**Do this:** Collect each line containing "الحسين".

**Extracted information:**

- - - - - - -

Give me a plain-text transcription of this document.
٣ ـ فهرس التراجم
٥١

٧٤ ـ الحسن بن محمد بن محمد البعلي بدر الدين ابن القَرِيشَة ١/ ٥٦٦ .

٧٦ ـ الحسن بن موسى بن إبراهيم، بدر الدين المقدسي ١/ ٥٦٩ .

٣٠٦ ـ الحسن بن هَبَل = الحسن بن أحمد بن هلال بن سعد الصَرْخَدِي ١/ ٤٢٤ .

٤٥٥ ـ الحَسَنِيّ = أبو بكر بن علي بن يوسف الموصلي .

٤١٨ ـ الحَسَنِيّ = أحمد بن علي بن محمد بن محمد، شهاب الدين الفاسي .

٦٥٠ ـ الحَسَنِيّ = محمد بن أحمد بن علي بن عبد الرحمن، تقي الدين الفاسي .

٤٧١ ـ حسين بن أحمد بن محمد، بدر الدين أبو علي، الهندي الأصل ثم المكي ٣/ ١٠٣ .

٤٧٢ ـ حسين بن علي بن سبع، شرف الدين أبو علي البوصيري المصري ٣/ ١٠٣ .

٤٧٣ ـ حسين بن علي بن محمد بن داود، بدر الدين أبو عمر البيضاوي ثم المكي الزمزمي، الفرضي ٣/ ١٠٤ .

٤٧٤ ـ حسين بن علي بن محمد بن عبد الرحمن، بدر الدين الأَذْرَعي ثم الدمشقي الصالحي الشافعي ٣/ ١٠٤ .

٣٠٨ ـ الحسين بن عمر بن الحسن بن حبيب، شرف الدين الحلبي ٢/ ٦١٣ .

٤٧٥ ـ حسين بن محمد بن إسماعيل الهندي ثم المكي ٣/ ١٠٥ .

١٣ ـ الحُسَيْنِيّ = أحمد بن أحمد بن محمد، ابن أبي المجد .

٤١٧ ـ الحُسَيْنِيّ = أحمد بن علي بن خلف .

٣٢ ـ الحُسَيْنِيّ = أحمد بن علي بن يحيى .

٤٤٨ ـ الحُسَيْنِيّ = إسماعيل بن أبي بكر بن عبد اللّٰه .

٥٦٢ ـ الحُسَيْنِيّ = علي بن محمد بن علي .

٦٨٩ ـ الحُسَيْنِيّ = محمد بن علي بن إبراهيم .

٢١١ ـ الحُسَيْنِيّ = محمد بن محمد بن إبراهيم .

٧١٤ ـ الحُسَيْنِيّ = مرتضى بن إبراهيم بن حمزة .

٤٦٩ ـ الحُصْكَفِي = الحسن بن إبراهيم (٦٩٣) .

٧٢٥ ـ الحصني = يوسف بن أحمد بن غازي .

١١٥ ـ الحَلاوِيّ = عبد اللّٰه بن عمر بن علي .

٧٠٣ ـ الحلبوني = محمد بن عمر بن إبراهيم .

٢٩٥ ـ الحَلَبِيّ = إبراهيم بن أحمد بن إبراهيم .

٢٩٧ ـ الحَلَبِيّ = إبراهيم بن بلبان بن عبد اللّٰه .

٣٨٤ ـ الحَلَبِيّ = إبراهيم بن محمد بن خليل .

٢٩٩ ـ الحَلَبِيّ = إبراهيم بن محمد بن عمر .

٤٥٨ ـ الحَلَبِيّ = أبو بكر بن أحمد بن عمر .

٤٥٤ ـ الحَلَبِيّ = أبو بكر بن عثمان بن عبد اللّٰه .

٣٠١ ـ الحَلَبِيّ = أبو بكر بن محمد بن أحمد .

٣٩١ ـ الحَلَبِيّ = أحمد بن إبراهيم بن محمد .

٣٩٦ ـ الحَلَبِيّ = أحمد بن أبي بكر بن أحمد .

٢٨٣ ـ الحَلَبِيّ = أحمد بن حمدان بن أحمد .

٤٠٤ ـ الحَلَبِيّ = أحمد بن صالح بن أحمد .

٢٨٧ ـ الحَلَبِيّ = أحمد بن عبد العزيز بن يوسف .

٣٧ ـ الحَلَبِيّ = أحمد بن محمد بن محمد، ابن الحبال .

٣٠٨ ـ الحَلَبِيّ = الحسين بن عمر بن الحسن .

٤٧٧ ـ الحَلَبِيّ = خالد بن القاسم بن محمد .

- - - - - - -

**Answer to this exercise:**
٣٠٨ ـ الحسين بن عمر بن الحسن بن حبيب، شرف الدين الحلبي ٢/ ٦١٣ .
٣٠٨ ـ الحَلَبِيّ = الحسين بن عمر بن الحسن .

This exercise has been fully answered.